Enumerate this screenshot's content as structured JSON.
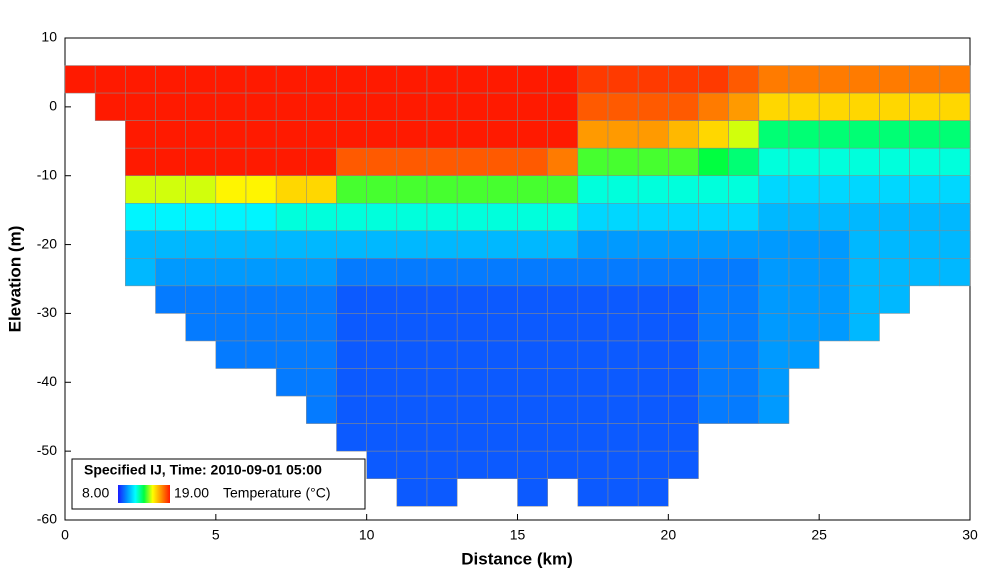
{
  "chart_data": {
    "type": "heatmap",
    "xlabel": "Distance (km)",
    "ylabel": "Elevation (m)",
    "xlim": [
      0,
      30
    ],
    "xticks": [
      0,
      5,
      10,
      15,
      20,
      25,
      30
    ],
    "ylim": [
      -60,
      10
    ],
    "yticks": [
      -60,
      -50,
      -40,
      -30,
      -20,
      -10,
      0,
      10
    ],
    "x": [
      0.5,
      1.5,
      2.5,
      3.5,
      4.5,
      5.5,
      6.5,
      7.5,
      8.5,
      9.5,
      10.5,
      11.5,
      12.5,
      13.5,
      14.5,
      15.5,
      16.5,
      17.5,
      18.5,
      19.5,
      20.5,
      21.5,
      22.5,
      23.5,
      24.5,
      25.5,
      26.5,
      27.5,
      28.5,
      29.5
    ],
    "y": [
      4,
      0,
      -4,
      -8,
      -12,
      -16,
      -20,
      -24,
      -28,
      -32,
      -36,
      -40,
      -44,
      -48,
      -52,
      -56
    ],
    "values": [
      [
        19,
        null,
        null,
        null,
        null,
        null,
        null,
        null,
        null,
        null,
        null,
        null,
        null,
        null,
        null,
        null
      ],
      [
        19,
        19,
        null,
        null,
        null,
        null,
        null,
        null,
        null,
        null,
        null,
        null,
        null,
        null,
        null,
        null
      ],
      [
        19,
        19,
        19,
        19,
        15,
        11.5,
        10.5,
        10.5,
        null,
        null,
        null,
        null,
        null,
        null,
        null,
        null
      ],
      [
        19,
        19,
        19,
        19,
        15,
        11.5,
        10.5,
        10,
        9.5,
        null,
        null,
        null,
        null,
        null,
        null,
        null
      ],
      [
        19,
        19,
        19,
        19,
        15,
        11.5,
        10.5,
        10,
        9.5,
        9.5,
        null,
        null,
        null,
        null,
        null,
        null
      ],
      [
        19,
        19,
        19,
        19,
        15.5,
        11.5,
        10.5,
        10,
        9.5,
        9.5,
        9.5,
        null,
        null,
        null,
        null,
        null
      ],
      [
        19,
        19,
        19,
        19,
        15.5,
        11.5,
        10.5,
        10,
        9.5,
        9.5,
        9.5,
        null,
        null,
        null,
        null,
        null
      ],
      [
        19,
        19,
        19,
        19,
        16,
        12,
        10.5,
        10,
        9.5,
        9.5,
        9.5,
        9.5,
        null,
        null,
        null,
        null
      ],
      [
        19,
        19,
        19,
        19,
        16,
        12,
        10.5,
        10,
        9.5,
        9.5,
        9.5,
        9.5,
        9.5,
        null,
        null,
        null
      ],
      [
        19,
        19,
        19,
        18,
        14,
        12,
        10.5,
        9.5,
        9,
        9,
        9,
        9,
        9,
        9,
        null,
        null
      ],
      [
        19,
        19,
        19,
        18,
        14,
        12,
        10.5,
        9.5,
        9,
        9,
        9,
        9,
        9,
        9,
        9,
        null
      ],
      [
        19,
        19,
        19,
        18,
        14,
        12,
        10.5,
        9.5,
        9,
        9,
        9,
        9,
        9,
        9,
        9,
        9
      ],
      [
        19,
        19,
        19,
        18,
        14,
        12,
        10.5,
        9.5,
        9,
        9,
        9,
        9,
        9,
        9,
        9,
        9
      ],
      [
        19,
        19,
        19,
        18,
        14,
        12,
        10.5,
        9.5,
        9,
        9,
        9,
        9,
        9,
        9,
        9,
        null
      ],
      [
        19,
        19,
        19,
        18,
        14,
        12,
        10.5,
        9.5,
        9,
        9,
        9,
        9,
        9,
        9,
        9,
        null
      ],
      [
        19,
        19,
        19,
        18,
        14,
        12,
        10.5,
        9.5,
        9,
        9,
        9,
        9,
        9,
        9,
        9,
        9
      ],
      [
        19,
        19,
        19,
        17.5,
        14,
        12,
        10.5,
        9.5,
        9,
        9,
        9,
        9,
        9,
        9,
        9,
        null
      ],
      [
        18.5,
        18,
        17,
        14,
        12,
        11,
        10,
        9.5,
        9,
        9,
        9,
        9,
        9,
        9,
        9,
        9
      ],
      [
        18.5,
        18,
        17,
        14,
        12,
        11,
        10,
        9.5,
        9,
        9,
        9,
        9,
        9,
        9,
        9,
        9
      ],
      [
        18.5,
        18,
        17,
        14,
        12,
        11,
        10,
        9.5,
        9,
        9,
        9,
        9,
        9,
        9,
        9,
        9
      ],
      [
        18.5,
        18,
        16.5,
        14,
        12,
        11,
        10,
        9.5,
        9,
        9,
        9,
        9,
        9,
        9,
        9,
        null
      ],
      [
        18.5,
        17.5,
        16,
        13.5,
        12,
        11,
        10,
        9.5,
        9.5,
        9.5,
        9.5,
        9.5,
        9.5,
        null,
        null,
        null
      ],
      [
        18,
        17,
        15,
        13,
        12,
        11,
        10,
        9.5,
        9.5,
        9.5,
        9.5,
        9.5,
        9.5,
        null,
        null,
        null
      ],
      [
        17.5,
        16,
        13,
        12,
        11,
        10.5,
        10,
        10,
        10,
        10,
        10,
        10,
        10,
        null,
        null,
        null
      ],
      [
        17.5,
        16,
        13,
        12,
        11,
        10.5,
        10,
        10,
        10,
        10,
        10,
        null,
        null,
        null,
        null,
        null
      ],
      [
        17.5,
        16,
        13,
        12,
        11,
        10.5,
        10,
        10,
        10,
        10,
        null,
        null,
        null,
        null,
        null,
        null
      ],
      [
        17.5,
        16,
        13,
        12,
        11,
        10.5,
        10.5,
        10.5,
        10.5,
        10.5,
        null,
        null,
        null,
        null,
        null,
        null
      ],
      [
        17.5,
        16,
        13,
        12,
        11,
        10.5,
        10.5,
        10.5,
        10.5,
        null,
        null,
        null,
        null,
        null,
        null,
        null
      ],
      [
        17.5,
        16,
        13,
        12,
        11,
        10.5,
        10.5,
        10.5,
        null,
        null,
        null,
        null,
        null,
        null,
        null,
        null
      ],
      [
        17.5,
        16,
        13,
        12,
        11,
        10.5,
        10.5,
        10.5,
        null,
        null,
        null,
        null,
        null,
        null,
        null,
        null
      ]
    ],
    "colors": [
      "#1a1aff",
      "#0090ff",
      "#00ffff",
      "#00ff40",
      "#ffff00",
      "#ff9000",
      "#ff1a00"
    ],
    "legend_title": "Specified IJ, Time: 2010-09-01 05:00",
    "clim": [
      {
        "value": 8,
        "label": "8.00"
      },
      {
        "value": 19,
        "label": "19.00"
      }
    ],
    "colorbar_label": "Temperature (°C)"
  }
}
◆ ◆ ◆ ◆ ◆
Exercise instructions:
Retype the entries word for word. Omit any images.

Result for this task:
Enumerate this screenshot's content as structured JSON.
{
  "chart_data": {
    "type": "heatmap",
    "xlabel": "Distance (km)",
    "ylabel": "Elevation (m)",
    "xlim": [
      0,
      30
    ],
    "xticks": [
      0,
      5,
      10,
      15,
      20,
      25,
      30
    ],
    "ylim": [
      -60,
      10
    ],
    "yticks": [
      -60,
      -50,
      -40,
      -30,
      -20,
      -10,
      0,
      10
    ],
    "x": [
      0.5,
      1.5,
      2.5,
      3.5,
      4.5,
      5.5,
      6.5,
      7.5,
      8.5,
      9.5,
      10.5,
      11.5,
      12.5,
      13.5,
      14.5,
      15.5,
      16.5,
      17.5,
      18.5,
      19.5,
      20.5,
      21.5,
      22.5,
      23.5,
      24.5,
      25.5,
      26.5,
      27.5,
      28.5,
      29.5
    ],
    "y": [
      4,
      0,
      -4,
      -8,
      -12,
      -16,
      -20,
      -24,
      -28,
      -32,
      -36,
      -40,
      -44,
      -48,
      -52,
      -56
    ],
    "values": [
      [
        19,
        null,
        null,
        null,
        null,
        null,
        null,
        null,
        null,
        null,
        null,
        null,
        null,
        null,
        null,
        null
      ],
      [
        19,
        19,
        null,
        null,
        null,
        null,
        null,
        null,
        null,
        null,
        null,
        null,
        null,
        null,
        null,
        null
      ],
      [
        19,
        19,
        19,
        19,
        15,
        11.5,
        10.5,
        10.5,
        null,
        null,
        null,
        null,
        null,
        null,
        null,
        null
      ],
      [
        19,
        19,
        19,
        19,
        15,
        11.5,
        10.5,
        10,
        9.5,
        null,
        null,
        null,
        null,
        null,
        null,
        null
      ],
      [
        19,
        19,
        19,
        19,
        15,
        11.5,
        10.5,
        10,
        9.5,
        9.5,
        null,
        null,
        null,
        null,
        null,
        null
      ],
      [
        19,
        19,
        19,
        19,
        15.5,
        11.5,
        10.5,
        10,
        9.5,
        9.5,
        9.5,
        null,
        null,
        null,
        null,
        null
      ],
      [
        19,
        19,
        19,
        19,
        15.5,
        11.5,
        10.5,
        10,
        9.5,
        9.5,
        9.5,
        null,
        null,
        null,
        null,
        null
      ],
      [
        19,
        19,
        19,
        19,
        16,
        12,
        10.5,
        10,
        9.5,
        9.5,
        9.5,
        9.5,
        null,
        null,
        null,
        null
      ],
      [
        19,
        19,
        19,
        19,
        16,
        12,
        10.5,
        10,
        9.5,
        9.5,
        9.5,
        9.5,
        9.5,
        null,
        null,
        null
      ],
      [
        19,
        19,
        19,
        18,
        14,
        12,
        10.5,
        9.5,
        9,
        9,
        9,
        9,
        9,
        9,
        null,
        null
      ],
      [
        19,
        19,
        19,
        18,
        14,
        12,
        10.5,
        9.5,
        9,
        9,
        9,
        9,
        9,
        9,
        9,
        null
      ],
      [
        19,
        19,
        19,
        18,
        14,
        12,
        10.5,
        9.5,
        9,
        9,
        9,
        9,
        9,
        9,
        9,
        9
      ],
      [
        19,
        19,
        19,
        18,
        14,
        12,
        10.5,
        9.5,
        9,
        9,
        9,
        9,
        9,
        9,
        9,
        9
      ],
      [
        19,
        19,
        19,
        18,
        14,
        12,
        10.5,
        9.5,
        9,
        9,
        9,
        9,
        9,
        9,
        9,
        null
      ],
      [
        19,
        19,
        19,
        18,
        14,
        12,
        10.5,
        9.5,
        9,
        9,
        9,
        9,
        9,
        9,
        9,
        null
      ],
      [
        19,
        19,
        19,
        18,
        14,
        12,
        10.5,
        9.5,
        9,
        9,
        9,
        9,
        9,
        9,
        9,
        9
      ],
      [
        19,
        19,
        19,
        17.5,
        14,
        12,
        10.5,
        9.5,
        9,
        9,
        9,
        9,
        9,
        9,
        9,
        null
      ],
      [
        18.5,
        18,
        17,
        14,
        12,
        11,
        10,
        9.5,
        9,
        9,
        9,
        9,
        9,
        9,
        9,
        9
      ],
      [
        18.5,
        18,
        17,
        14,
        12,
        11,
        10,
        9.5,
        9,
        9,
        9,
        9,
        9,
        9,
        9,
        9
      ],
      [
        18.5,
        18,
        17,
        14,
        12,
        11,
        10,
        9.5,
        9,
        9,
        9,
        9,
        9,
        9,
        9,
        9
      ],
      [
        18.5,
        18,
        16.5,
        14,
        12,
        11,
        10,
        9.5,
        9,
        9,
        9,
        9,
        9,
        9,
        9,
        null
      ],
      [
        18.5,
        17.5,
        16,
        13.5,
        12,
        11,
        10,
        9.5,
        9.5,
        9.5,
        9.5,
        9.5,
        9.5,
        null,
        null,
        null
      ],
      [
        18,
        17,
        15,
        13,
        12,
        11,
        10,
        9.5,
        9.5,
        9.5,
        9.5,
        9.5,
        9.5,
        null,
        null,
        null
      ],
      [
        17.5,
        16,
        13,
        12,
        11,
        10.5,
        10,
        10,
        10,
        10,
        10,
        10,
        10,
        null,
        null,
        null
      ],
      [
        17.5,
        16,
        13,
        12,
        11,
        10.5,
        10,
        10,
        10,
        10,
        10,
        null,
        null,
        null,
        null,
        null
      ],
      [
        17.5,
        16,
        13,
        12,
        11,
        10.5,
        10,
        10,
        10,
        10,
        null,
        null,
        null,
        null,
        null,
        null
      ],
      [
        17.5,
        16,
        13,
        12,
        11,
        10.5,
        10.5,
        10.5,
        10.5,
        10.5,
        null,
        null,
        null,
        null,
        null,
        null
      ],
      [
        17.5,
        16,
        13,
        12,
        11,
        10.5,
        10.5,
        10.5,
        10.5,
        null,
        null,
        null,
        null,
        null,
        null,
        null
      ],
      [
        17.5,
        16,
        13,
        12,
        11,
        10.5,
        10.5,
        10.5,
        null,
        null,
        null,
        null,
        null,
        null,
        null,
        null
      ],
      [
        17.5,
        16,
        13,
        12,
        11,
        10.5,
        10.5,
        10.5,
        null,
        null,
        null,
        null,
        null,
        null,
        null,
        null
      ]
    ],
    "colors": [
      "#1a1aff",
      "#0090ff",
      "#00ffff",
      "#00ff40",
      "#ffff00",
      "#ff9000",
      "#ff1a00"
    ],
    "legend_title": "Specified IJ, Time: 2010-09-01 05:00",
    "clim": [
      {
        "value": 8,
        "label": "8.00"
      },
      {
        "value": 19,
        "label": "19.00"
      }
    ],
    "colorbar_label": "Temperature (°C)"
  }
}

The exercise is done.